▶ EXERCISE PROMPT
Check every line of the entries for "boiler", and copy the lines that hold it.

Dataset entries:
>>>

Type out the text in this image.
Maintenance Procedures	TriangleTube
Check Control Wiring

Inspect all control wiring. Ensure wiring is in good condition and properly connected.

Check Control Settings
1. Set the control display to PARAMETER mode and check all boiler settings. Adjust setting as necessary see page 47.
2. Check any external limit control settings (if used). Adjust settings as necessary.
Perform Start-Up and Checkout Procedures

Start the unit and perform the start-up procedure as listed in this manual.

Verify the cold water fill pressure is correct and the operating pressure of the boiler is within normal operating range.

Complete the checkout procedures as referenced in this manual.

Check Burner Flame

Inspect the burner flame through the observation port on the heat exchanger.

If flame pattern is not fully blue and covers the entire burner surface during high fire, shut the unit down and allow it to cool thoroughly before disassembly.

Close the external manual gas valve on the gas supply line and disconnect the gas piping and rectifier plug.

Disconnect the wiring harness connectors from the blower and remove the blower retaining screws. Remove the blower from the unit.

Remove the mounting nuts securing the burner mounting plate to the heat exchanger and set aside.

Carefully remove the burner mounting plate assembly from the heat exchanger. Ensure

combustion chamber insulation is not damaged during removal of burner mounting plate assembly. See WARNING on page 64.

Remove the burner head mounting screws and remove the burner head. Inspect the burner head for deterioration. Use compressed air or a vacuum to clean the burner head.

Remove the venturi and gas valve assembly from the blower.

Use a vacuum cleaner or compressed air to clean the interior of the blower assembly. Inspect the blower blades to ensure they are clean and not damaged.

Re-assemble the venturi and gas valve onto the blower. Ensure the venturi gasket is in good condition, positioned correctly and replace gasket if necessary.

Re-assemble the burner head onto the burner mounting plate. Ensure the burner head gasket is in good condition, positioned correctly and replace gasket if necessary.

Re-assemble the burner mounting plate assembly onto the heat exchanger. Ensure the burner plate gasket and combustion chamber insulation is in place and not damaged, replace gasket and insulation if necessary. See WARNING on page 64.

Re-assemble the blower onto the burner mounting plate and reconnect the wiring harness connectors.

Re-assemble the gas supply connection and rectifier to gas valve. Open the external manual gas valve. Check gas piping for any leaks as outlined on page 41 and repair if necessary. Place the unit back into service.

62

<<<

▶ EXPECTED ANSWER
1. Set the control display to PARAMETER mode and check all boiler settings. Adjust setting as necessary see page 47.
Verify the cold water fill pressure is correct and the operating pressure of the boiler is within normal operating range.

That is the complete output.